» **Directions**:
In the listing below, count the lines with "实验现象" and report only the figure.

☆ ☆ ☆

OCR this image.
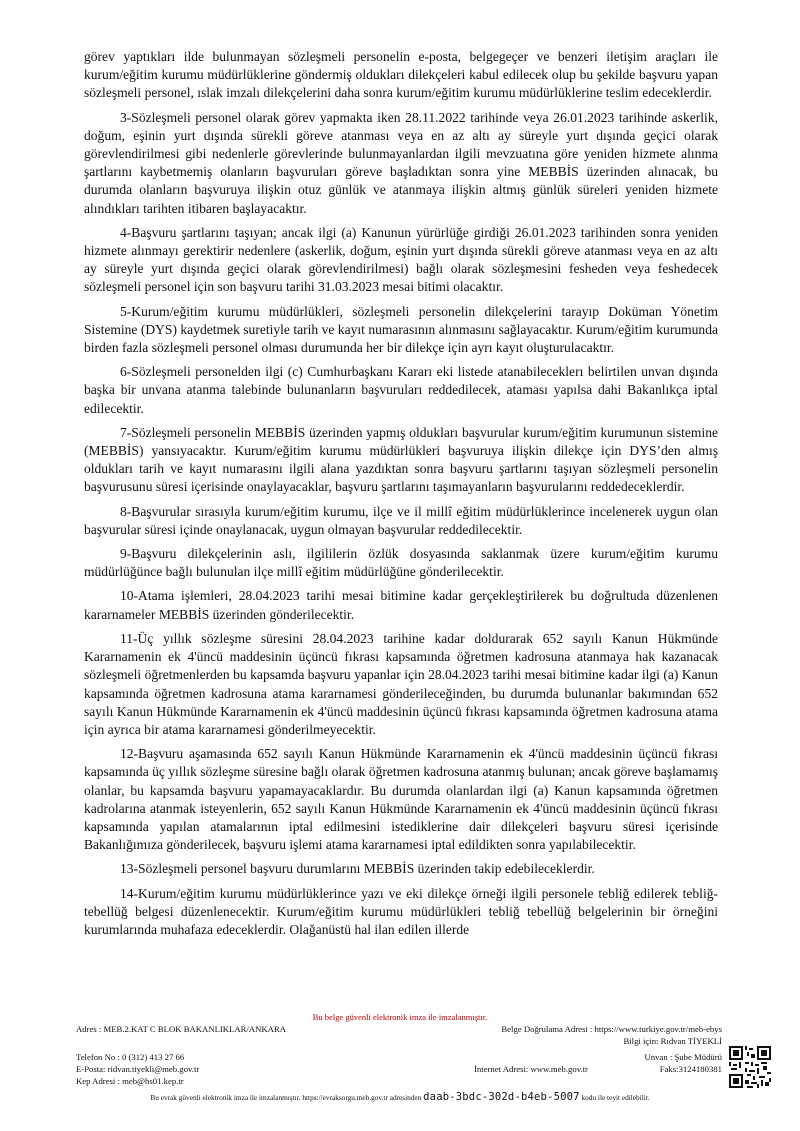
görev yaptıkları ilde bulunmayan sözleşmeli personelin e-posta, belgegeçer ve benzeri iletişim araçları ile kurum/eğitim kurumu müdürlüklerine göndermiş oldukları dilekçeleri kabul edilecek olup bu şekilde başvuru yapan sözleşmeli personel, ıslak imzalı dilekçelerini daha sonra kurum/eğitim kurumu müdürlüklerine teslim edeceklerdir.

3-Sözleşmeli personel olarak görev yapmakta iken 28.11.2022 tarihinde veya 26.01.2023 tarihinde askerlik, doğum, eşinin yurt dışında sürekli göreve atanması veya en az altı ay süreyle yurt dışında geçici olarak görevlendirilmesi gibi nedenlerle görevlerinde bulunmayanlardan ilgili mevzuatına göre yeniden hizmete alınma şartlarını kaybetmemiş olanların başvuruları göreve başladıktan sonra yine MEBBİS üzerinden alınacak, bu durumda olanların başvuruya ilişkin otuz günlük ve atanmaya ilişkin altmış günlük süreleri yeniden hizmete alındıkları tarihten itibaren başlayacaktır.

4-Başvuru şartlarını taşıyan; ancak ilgi (a) Kanunun yürürlüğe girdiği 26.01.2023 tarihinden sonra yeniden hizmete alınmayı gerektirir nedenlere (askerlik, doğum, eşinin yurt dışında sürekli göreve atanması veya en az altı ay süreyle yurt dışında geçici olarak görevlendirilmesi) bağlı olarak sözleşmesini fesheden veya feshedecek sözleşmeli personel için son başvuru tarihi 31.03.2023 mesai bitimi olacaktır.

5-Kurum/eğitim kurumu müdürlükleri, sözleşmeli personelin dilekçelerini tarayıp Doküman Yönetim Sistemine (DYS) kaydetmek suretiyle tarih ve kayıt numarasının alınmasını sağlayacaktır. Kurum/eğitim kurumunda birden fazla sözleşmeli personel olması durumunda her bir dilekçe için ayrı kayıt oluşturulacaktır.

6-Sözleşmeli personelden ilgi (c) Cumhurbaşkanı Kararı eki listede atanabileceklerı belirtilen unvan dışında başka bir unvana atanma talebinde bulunanların başvuruları reddedilecek, ataması yapılsa dahi Bakanlıkça iptal edilecektir.

7-Sözleşmeli personelin MEBBİS üzerinden yapmış oldukları başvurular kurum/eğitim kurumunun sistemine (MEBBİS) yansıyacaktır. Kurum/eğitim kurumu müdürlükleri başvuruya ilişkin dilekçe için DYS’den almış oldukları tarih ve kayıt numarasını ilgili alana yazdıktan sonra başvuru şartlarını taşıyan sözleşmeli personelin başvurusunu süresi içerisinde onaylayacaklar, başvuru şartlarını taşımayanların başvurularını reddedeceklerdir.

8-Başvurular sırasıyla kurum/eğitim kurumu, ilçe ve il millî eğitim müdürlüklerince incelenerek uygun olan başvurular süresi içinde onaylanacak, uygun olmayan başvurular reddedilecektir.

9-Başvuru dilekçelerinin aslı, ilgililerin özlük dosyasında saklanmak üzere kurum/eğitim kurumu müdürlüğünce bağlı bulunulan ilçe millî eğitim müdürlüğüne gönderilecektir.

10-Atama işlemleri, 28.04.2023 tarihi mesai bitimine kadar gerçekleştirilerek bu doğrultuda düzenlenen kararnameler MEBBİS üzerinden gönderilecektir.

11-Üç yıllık sözleşme süresini 28.04.2023 tarihine kadar doldurarak 652 sayılı Kanun Hükmünde Kararnamenin ek 4'üncü maddesinin üçüncü fıkrası kapsamında öğretmen kadrosuna atanmaya hak kazanacak sözleşmeli öğretmenlerden bu kapsamda başvuru yapanlar için 28.04.2023 tarihi mesai bitimine kadar ilgi (a) Kanun kapsamında öğretmen kadrosuna atama kararnamesi gönderileceğinden, bu durumda bulunanlar bakımından 652 sayılı Kanun Hükmünde Kararnamenin ek 4'üncü maddesinin üçüncü fıkrası kapsamında öğretmen kadrosuna atama için ayrıca bir atama kararnamesi gönderilmeyecektir.

12-Başvuru aşamasında 652 sayılı Kanun Hükmünde Kararnamenin ek 4'üncü maddesinin üçüncü fıkrası kapsamında üç yıllık sözleşme süresine bağlı olarak öğretmen kadrosuna atanmış bulunan; ancak göreve başlamamış olanlar, bu kapsamda başvuru yapamayacaklardır. Bu durumda olanlardan ilgi (a) Kanun kapsamında öğretmen kadrolarına atanmak isteyenlerin, 652 sayılı Kanun Hükmünde Kararnamenin ek 4'üncü maddesinin üçüncü fıkrası kapsamında yapılan atamalarının iptal edilmesini istediklerine dair dilekçeleri başvuru süresi içerisinde Bakanlığımıza gönderilecek, başvuru işlemi atama kararnamesi iptal edildikten sonra yapılabilecektir.

13-Sözleşmeli personel başvuru durumlarını MEBBİS üzerinden takip edebileceklerdir.

14-Kurum/eğitim kurumu müdürlüklerince yazı ve eki dilekçe örneği ilgili personele tebliğ edilerek tebliğ-tebellüğ belgesi düzenlenecektir. Kurum/eğitim kurumu müdürlükleri tebliğ tebellüğ belgelerinin bir örneğini kurumlarında muhafaza edeceklerdir. Olağanüstü hal ilan edilen illerde

Bu belge güvenli elektronik imza ile imzalanmıştır.
Adres : MEB.2.KAT C BLOK BAKANLIKLAR/ANKARA	Belge Doğrulama Adresi : https://www.turkiye.gov.tr/meb-ebys
Bilgi için: Rıdvan TİYEKLİ
Telefon No : 0 (312) 413 27 66	Unvan : Şube Müdürü
E-Posta: ridvan.tiyekli@meb.gov.tr	İnternet Adresi: www.meb.gov.tr	Faks:3124180381
Kep Adresi : meb@hs01.kep.tr
Bu evrak güvenli elektronik imza ile imzalanmıştır. https://evraksorgu.meb.gov.tr adresinden daab-3bdc-302d-b4eb-5007 kodu ile teyit edilebilir.
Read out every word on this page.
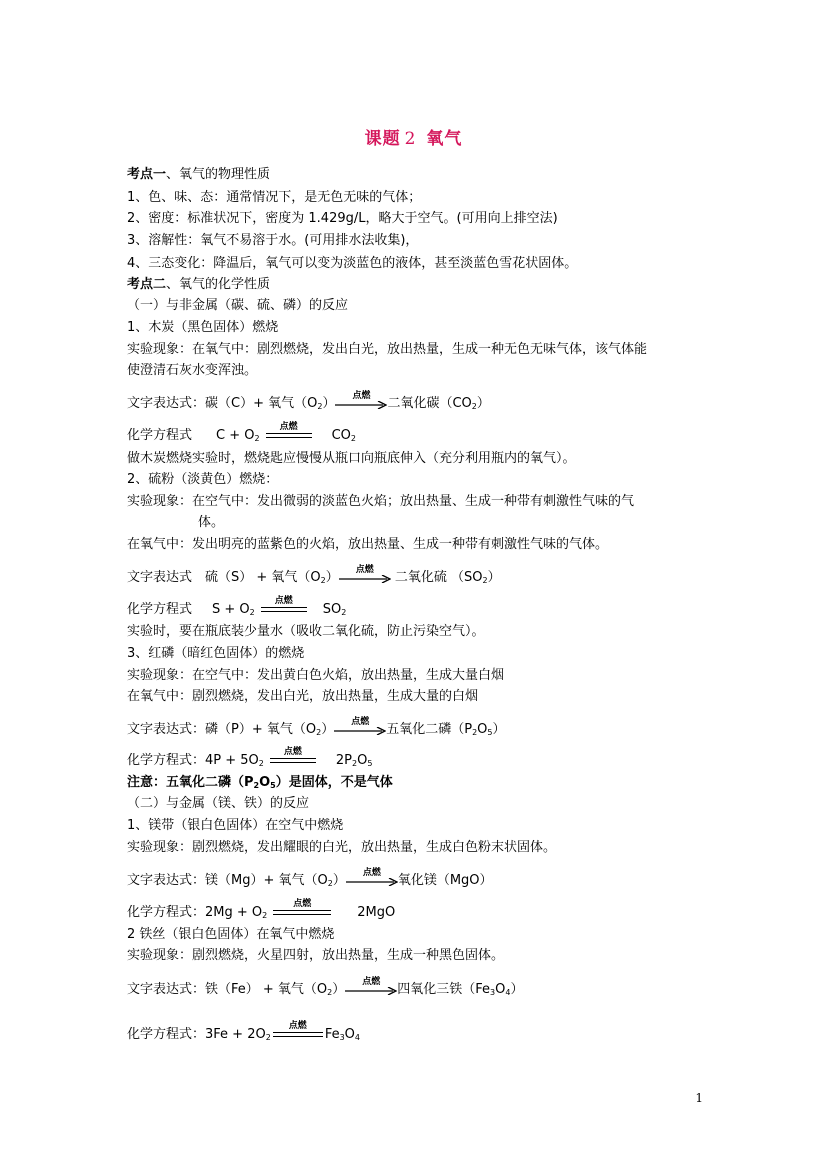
课题 2 氧气
考点一、氧气的物理性质
1、色、味、态：通常情况下，是无色无味的气体；
2、密度：标准状况下，密度为 1.429g/L，略大于空气。(可用向上排空法)
3、溶解性：氧气不易溶于水。(可用排水法收集)，
4、三态变化：降温后，氧气可以变为淡蓝色的液体，甚至淡蓝色雪花状固体。
考点二、氧气的化学性质
（一）与非金属（碳、硫、磷）的反应
1、木炭（黑色固体）燃烧
实验现象：在氧气中：剧烈燃烧，发出白光，放出热量，生成一种无色无味气体，该气体能
使澄清石灰水变浑浊。
文字表达式：碳（C）+ 氧气$(O_2)$
点燃
二氧化碳$(CO_2)$
化学方程式 $C + O_2$
点燃
$CO_2$
做木炭燃烧实验时，燃烧匙应慢慢从瓶口向瓶底伸入（充分利用瓶内的氧气）。
2、硫粉（淡黄色）燃烧：
实验现象：在空气中：发出微弱的淡蓝色火焰；放出热量、生成一种带有刺激性气味的气
体。
在氧气中：发出明亮的蓝紫色的火焰，放出热量、生成一种带有刺激性气味的气体。
文字表达式　硫（S） + 氧气$(O_2)$
点燃
二氧化硫 $(SO_2)$
化学方程式 $S + O_2$
点燃
$SO_2$
实验时，要在瓶底装少量水（吸收二氧化硫，防止污染空气）。
3、红磷（暗红色固体）的燃烧
实验现象：在空气中：发出黄白色火焰，放出热量，生成大量白烟
在氧气中：剧烈燃烧，发出白光，放出热量，生成大量的白烟
文字表达式：磷（P）+ 氧气$(O_2)$
点燃
五氧化二磷$(P_2O_5)$
化学方程式：$4P + 5O_2$
点燃
$2P_2O_5$
注意：五氧化二磷$(P_2O_5)$是固体，不是气体
（二）与金属（镁、铁）的反应
1、镁带（银白色固体）在空气中燃烧
实验现象：剧烈燃烧，发出耀眼的白光，放出热量，生成白色粉末状固体。
文字表达式：镁（Mg）+ 氧气$(O_2)$
点燃
氧化镁（MgO）
化学方程式：$2Mg + O_2$
点燃
2MgO
2 铁丝（银白色固体）在氧气中燃烧
实验现象：剧烈燃烧，火星四射，放出热量，生成一种黑色固体。
文字表达式：铁（Fe） + 氧气$(O_2)$
点燃
四氧化三铁$(Fe_3O_4)$
化学方程式：$3Fe + 2O_2$
点燃
$Fe_3O_4$
1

☆ ☆ ☆

» **Task solution**:
5